(Data records)
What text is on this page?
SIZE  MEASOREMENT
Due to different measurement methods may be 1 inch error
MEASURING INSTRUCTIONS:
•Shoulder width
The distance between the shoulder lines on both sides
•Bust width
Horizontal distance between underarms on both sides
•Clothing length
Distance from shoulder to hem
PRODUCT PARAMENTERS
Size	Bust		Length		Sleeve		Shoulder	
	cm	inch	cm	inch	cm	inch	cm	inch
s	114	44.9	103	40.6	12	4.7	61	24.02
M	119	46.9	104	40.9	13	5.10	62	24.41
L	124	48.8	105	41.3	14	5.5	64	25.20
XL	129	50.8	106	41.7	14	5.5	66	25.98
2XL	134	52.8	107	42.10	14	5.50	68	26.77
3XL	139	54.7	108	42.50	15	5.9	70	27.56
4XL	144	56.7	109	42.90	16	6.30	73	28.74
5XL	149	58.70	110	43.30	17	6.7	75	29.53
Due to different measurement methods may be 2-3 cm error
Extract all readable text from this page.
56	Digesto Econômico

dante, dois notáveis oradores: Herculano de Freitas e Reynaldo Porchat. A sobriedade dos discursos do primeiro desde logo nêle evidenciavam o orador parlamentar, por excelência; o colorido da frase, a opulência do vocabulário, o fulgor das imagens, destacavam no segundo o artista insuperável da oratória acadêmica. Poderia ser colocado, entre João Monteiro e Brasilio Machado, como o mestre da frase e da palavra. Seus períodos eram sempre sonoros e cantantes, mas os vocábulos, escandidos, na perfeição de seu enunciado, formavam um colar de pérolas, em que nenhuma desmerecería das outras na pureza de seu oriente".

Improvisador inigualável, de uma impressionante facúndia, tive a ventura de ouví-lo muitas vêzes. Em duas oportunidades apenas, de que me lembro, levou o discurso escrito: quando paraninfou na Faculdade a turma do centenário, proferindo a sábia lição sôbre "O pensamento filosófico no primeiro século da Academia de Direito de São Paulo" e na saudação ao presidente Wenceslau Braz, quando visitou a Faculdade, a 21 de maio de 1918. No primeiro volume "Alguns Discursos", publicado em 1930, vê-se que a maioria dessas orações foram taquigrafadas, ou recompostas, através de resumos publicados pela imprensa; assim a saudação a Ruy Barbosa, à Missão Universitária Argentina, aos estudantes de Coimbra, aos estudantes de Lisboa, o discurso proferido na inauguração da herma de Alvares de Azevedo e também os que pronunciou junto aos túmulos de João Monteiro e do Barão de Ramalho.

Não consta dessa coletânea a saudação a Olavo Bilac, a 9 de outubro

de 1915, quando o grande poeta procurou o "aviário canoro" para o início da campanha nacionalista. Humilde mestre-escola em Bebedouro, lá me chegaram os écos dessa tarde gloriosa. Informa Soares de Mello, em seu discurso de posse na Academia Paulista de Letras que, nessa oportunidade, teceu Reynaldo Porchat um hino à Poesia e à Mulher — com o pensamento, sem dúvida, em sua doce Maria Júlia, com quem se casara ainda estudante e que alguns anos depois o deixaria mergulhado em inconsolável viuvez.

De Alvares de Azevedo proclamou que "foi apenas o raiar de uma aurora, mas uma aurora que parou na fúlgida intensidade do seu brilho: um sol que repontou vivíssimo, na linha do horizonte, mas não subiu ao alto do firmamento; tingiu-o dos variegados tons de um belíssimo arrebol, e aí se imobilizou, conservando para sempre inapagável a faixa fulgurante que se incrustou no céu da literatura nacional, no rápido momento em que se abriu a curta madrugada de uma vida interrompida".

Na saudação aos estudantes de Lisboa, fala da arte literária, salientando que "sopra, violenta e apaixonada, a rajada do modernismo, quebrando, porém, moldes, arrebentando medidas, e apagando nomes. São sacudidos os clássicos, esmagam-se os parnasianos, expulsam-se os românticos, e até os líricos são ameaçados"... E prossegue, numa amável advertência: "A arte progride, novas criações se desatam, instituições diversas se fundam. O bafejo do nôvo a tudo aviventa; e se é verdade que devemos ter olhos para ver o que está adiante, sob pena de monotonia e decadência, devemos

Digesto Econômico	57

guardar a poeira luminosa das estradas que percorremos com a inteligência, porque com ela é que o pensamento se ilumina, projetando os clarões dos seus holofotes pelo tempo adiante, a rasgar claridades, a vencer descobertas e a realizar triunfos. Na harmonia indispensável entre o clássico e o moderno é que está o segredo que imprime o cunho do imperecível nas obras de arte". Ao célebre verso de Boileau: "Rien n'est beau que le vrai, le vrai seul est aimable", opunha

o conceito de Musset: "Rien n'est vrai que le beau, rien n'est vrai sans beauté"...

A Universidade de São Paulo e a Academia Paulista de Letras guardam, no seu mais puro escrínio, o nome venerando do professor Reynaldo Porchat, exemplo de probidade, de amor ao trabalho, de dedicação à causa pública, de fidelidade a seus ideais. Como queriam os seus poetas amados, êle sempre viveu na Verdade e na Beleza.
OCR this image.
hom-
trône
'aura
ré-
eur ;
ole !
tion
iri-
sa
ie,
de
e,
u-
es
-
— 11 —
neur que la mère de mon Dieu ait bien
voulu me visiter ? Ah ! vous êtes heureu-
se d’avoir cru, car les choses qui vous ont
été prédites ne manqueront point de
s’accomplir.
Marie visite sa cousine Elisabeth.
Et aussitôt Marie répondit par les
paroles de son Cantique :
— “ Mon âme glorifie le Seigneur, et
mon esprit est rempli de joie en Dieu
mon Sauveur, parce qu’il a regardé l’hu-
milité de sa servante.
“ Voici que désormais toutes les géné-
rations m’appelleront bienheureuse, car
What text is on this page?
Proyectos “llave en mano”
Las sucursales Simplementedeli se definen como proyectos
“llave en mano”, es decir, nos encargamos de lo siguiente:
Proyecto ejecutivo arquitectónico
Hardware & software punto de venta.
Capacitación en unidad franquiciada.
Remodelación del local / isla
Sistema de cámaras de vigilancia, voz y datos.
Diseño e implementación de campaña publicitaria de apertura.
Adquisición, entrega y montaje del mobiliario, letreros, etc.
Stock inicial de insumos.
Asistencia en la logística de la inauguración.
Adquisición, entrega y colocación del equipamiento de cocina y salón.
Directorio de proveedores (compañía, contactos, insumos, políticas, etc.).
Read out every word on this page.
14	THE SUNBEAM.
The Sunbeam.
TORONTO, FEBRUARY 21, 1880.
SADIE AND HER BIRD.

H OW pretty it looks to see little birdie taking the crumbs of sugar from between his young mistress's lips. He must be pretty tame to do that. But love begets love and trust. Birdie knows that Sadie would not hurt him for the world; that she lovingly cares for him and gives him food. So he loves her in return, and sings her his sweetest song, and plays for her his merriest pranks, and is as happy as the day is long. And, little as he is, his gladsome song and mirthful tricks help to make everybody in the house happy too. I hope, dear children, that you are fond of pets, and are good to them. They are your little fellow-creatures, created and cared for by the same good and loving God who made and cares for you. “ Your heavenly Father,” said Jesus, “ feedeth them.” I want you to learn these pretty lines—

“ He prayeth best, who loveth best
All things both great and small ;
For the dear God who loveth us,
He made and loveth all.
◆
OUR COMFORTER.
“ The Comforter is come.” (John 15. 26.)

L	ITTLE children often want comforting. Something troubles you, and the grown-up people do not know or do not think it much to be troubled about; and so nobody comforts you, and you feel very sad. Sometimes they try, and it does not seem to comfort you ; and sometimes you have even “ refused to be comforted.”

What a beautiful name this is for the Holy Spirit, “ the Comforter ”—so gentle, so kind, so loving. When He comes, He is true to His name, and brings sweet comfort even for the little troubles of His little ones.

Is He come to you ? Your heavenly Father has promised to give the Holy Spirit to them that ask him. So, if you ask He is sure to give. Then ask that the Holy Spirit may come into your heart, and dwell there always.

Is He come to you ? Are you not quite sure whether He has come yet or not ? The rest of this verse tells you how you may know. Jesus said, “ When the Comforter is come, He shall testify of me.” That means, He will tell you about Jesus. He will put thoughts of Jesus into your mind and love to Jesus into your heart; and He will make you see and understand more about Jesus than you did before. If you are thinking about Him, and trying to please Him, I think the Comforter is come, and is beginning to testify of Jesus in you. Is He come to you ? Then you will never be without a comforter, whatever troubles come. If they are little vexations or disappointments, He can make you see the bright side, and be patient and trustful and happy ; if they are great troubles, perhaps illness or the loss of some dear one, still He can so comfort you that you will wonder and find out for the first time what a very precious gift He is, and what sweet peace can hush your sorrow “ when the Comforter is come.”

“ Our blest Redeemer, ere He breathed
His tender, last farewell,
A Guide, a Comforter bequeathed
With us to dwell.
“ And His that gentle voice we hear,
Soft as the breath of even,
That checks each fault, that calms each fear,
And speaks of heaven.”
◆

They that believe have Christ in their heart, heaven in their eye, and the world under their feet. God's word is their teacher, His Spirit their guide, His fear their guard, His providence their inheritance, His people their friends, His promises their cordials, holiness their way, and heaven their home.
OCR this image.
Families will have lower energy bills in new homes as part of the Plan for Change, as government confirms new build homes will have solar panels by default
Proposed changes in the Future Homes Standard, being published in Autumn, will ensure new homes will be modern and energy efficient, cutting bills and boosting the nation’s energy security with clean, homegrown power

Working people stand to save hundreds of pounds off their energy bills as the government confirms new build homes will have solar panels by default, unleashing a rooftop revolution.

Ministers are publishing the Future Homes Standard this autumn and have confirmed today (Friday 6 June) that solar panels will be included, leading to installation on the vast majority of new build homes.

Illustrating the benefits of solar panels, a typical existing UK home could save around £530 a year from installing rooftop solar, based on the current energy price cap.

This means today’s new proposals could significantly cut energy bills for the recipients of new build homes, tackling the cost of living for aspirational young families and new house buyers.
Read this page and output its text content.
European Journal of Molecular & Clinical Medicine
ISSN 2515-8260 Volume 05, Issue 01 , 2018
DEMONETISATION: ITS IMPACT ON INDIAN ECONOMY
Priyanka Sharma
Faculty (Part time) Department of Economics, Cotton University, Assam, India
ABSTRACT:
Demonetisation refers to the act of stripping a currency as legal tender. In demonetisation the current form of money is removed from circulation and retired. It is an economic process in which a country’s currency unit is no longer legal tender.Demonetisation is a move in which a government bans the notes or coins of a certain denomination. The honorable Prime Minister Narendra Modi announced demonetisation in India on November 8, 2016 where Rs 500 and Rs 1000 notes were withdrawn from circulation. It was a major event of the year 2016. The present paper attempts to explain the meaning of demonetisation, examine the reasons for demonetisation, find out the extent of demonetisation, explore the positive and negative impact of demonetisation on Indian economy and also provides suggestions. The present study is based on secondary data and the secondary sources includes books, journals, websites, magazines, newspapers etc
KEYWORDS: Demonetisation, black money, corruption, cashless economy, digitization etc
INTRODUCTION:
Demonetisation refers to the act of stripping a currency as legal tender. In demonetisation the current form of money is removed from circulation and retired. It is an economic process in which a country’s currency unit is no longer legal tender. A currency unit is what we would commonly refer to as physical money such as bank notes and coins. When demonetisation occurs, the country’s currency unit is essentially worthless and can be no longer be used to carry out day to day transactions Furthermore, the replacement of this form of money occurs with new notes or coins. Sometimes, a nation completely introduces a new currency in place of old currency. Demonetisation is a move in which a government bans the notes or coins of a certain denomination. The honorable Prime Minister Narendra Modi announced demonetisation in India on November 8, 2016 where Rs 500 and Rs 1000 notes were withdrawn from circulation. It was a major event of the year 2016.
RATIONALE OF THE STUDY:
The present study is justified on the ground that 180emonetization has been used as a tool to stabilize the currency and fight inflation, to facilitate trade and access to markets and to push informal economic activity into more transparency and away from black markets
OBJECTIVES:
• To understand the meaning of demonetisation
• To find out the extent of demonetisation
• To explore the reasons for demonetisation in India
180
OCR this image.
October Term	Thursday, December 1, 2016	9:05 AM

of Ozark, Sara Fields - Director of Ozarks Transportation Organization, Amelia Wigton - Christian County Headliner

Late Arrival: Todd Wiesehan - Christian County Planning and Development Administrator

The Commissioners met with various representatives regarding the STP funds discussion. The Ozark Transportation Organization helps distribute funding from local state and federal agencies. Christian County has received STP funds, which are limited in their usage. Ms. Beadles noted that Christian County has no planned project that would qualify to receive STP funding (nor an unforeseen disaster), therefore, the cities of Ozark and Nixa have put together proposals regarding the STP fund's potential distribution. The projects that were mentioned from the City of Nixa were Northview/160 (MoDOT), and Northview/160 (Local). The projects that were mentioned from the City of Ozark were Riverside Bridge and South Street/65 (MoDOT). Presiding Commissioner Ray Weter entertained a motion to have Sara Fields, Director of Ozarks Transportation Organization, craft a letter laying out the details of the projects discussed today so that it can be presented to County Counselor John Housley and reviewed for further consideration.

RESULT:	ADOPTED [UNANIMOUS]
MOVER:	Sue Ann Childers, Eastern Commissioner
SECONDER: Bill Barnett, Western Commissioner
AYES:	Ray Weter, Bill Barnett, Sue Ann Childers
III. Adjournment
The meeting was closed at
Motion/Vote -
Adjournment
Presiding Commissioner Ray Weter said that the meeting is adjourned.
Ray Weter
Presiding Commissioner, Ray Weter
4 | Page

TASK GOAL: Locate all lines that include the word "entrega" and copy them out.

SOLUTION TO THIS TASK:
Adquisición, entrega y montaje del mobiliario, letreros, etc.
Adquisición, entrega y colocación del equipamiento de cocina y salón.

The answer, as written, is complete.